▶ [GIVEN EXERCISE]: The records below are made of lines; count those holding the word "JSON" and give the number only.

▶ [DATA TO USE]:

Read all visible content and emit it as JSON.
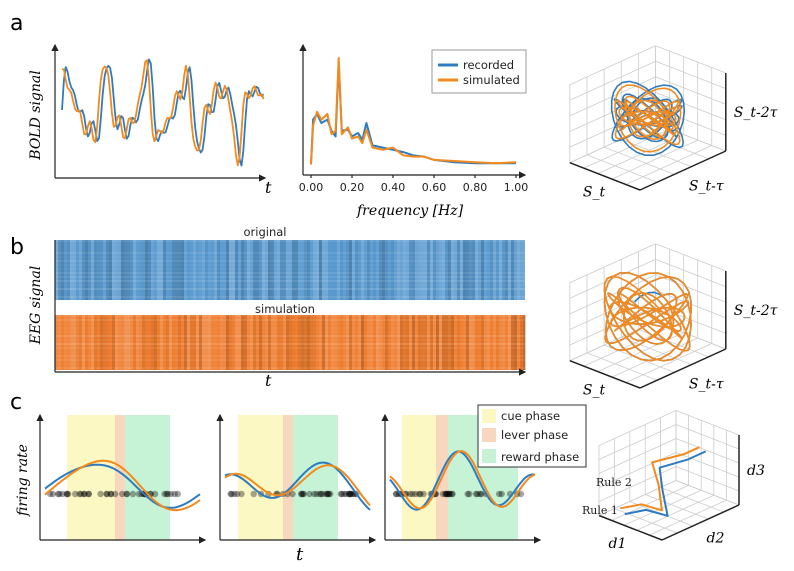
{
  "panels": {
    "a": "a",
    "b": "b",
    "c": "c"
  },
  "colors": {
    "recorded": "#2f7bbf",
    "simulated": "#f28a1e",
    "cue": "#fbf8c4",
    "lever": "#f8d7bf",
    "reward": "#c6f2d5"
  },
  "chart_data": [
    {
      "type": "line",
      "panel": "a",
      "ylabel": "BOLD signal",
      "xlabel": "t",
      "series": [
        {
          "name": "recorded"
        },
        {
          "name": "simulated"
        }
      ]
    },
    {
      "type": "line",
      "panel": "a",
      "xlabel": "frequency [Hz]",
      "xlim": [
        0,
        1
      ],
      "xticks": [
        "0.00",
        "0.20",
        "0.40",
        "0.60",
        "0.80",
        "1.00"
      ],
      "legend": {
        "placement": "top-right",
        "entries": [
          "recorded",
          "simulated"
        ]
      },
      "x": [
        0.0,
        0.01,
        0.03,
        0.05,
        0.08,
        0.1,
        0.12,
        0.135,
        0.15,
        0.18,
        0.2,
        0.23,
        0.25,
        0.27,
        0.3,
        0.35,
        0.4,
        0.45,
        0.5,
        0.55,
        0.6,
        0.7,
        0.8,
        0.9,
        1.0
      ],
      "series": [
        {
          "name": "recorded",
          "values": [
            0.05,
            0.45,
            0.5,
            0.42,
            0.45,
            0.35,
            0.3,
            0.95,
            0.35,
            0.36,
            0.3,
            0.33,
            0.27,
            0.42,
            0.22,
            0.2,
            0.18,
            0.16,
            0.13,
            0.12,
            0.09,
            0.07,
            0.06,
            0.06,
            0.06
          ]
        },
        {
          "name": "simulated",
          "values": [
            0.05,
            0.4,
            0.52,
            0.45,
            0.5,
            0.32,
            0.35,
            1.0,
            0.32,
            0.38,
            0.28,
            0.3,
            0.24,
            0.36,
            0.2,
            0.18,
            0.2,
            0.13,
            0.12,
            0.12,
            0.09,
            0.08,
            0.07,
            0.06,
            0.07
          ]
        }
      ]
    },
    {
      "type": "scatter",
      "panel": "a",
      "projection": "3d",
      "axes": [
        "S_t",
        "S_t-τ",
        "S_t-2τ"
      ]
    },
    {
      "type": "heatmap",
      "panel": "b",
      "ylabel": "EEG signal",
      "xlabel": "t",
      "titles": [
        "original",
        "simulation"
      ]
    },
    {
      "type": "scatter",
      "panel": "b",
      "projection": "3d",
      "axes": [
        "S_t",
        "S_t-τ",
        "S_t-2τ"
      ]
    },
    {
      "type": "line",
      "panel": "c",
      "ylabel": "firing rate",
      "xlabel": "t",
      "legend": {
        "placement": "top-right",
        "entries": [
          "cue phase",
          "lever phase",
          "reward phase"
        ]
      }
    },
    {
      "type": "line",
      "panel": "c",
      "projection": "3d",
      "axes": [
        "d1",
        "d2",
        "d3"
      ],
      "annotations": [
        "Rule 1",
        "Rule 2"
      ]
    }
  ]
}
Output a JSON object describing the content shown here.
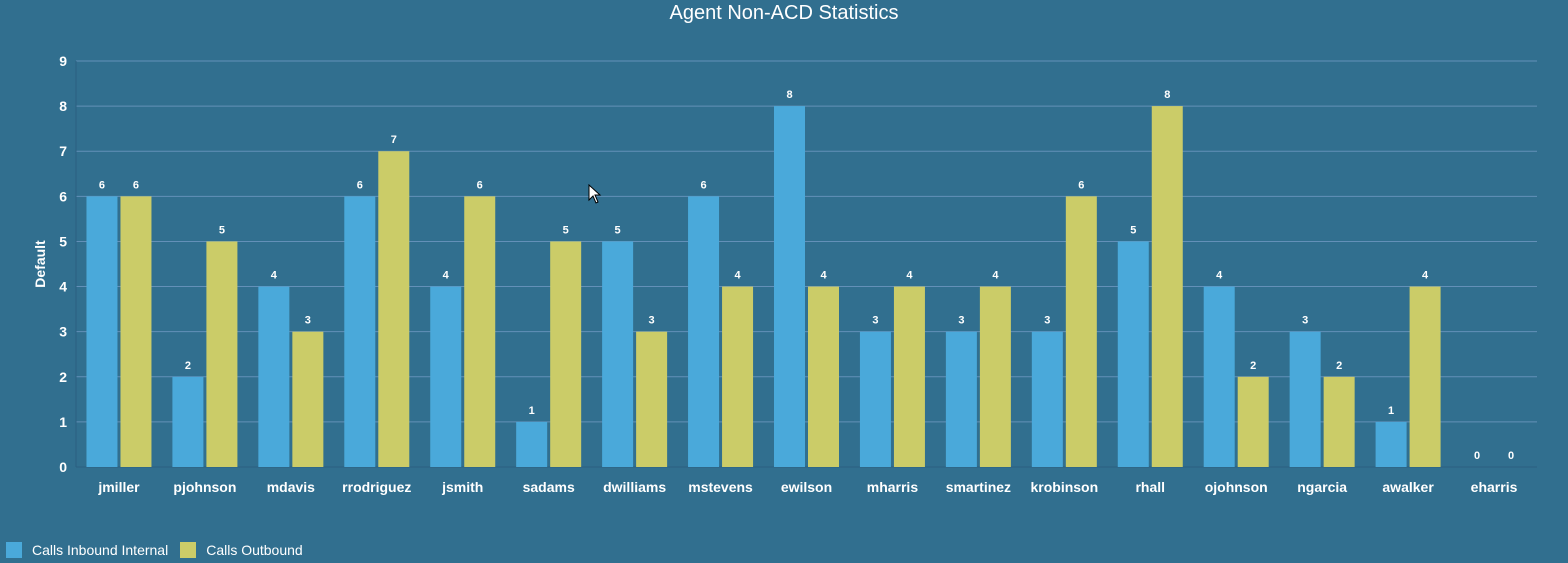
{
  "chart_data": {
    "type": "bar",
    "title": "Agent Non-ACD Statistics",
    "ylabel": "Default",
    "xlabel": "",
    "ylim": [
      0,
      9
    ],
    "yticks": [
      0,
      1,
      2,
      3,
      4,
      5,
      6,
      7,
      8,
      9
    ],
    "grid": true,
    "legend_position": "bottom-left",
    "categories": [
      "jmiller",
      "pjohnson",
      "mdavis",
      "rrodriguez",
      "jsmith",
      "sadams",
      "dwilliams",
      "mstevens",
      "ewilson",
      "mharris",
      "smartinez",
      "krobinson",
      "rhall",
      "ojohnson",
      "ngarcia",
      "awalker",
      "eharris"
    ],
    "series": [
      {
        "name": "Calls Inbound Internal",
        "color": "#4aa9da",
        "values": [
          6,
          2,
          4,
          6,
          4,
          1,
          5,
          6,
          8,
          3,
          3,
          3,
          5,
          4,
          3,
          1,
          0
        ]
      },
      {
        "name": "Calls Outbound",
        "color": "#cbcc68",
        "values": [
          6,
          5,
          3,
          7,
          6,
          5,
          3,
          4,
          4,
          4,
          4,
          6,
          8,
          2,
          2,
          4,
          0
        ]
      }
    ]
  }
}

▶ [RESPONSE TO THE TASK]: 2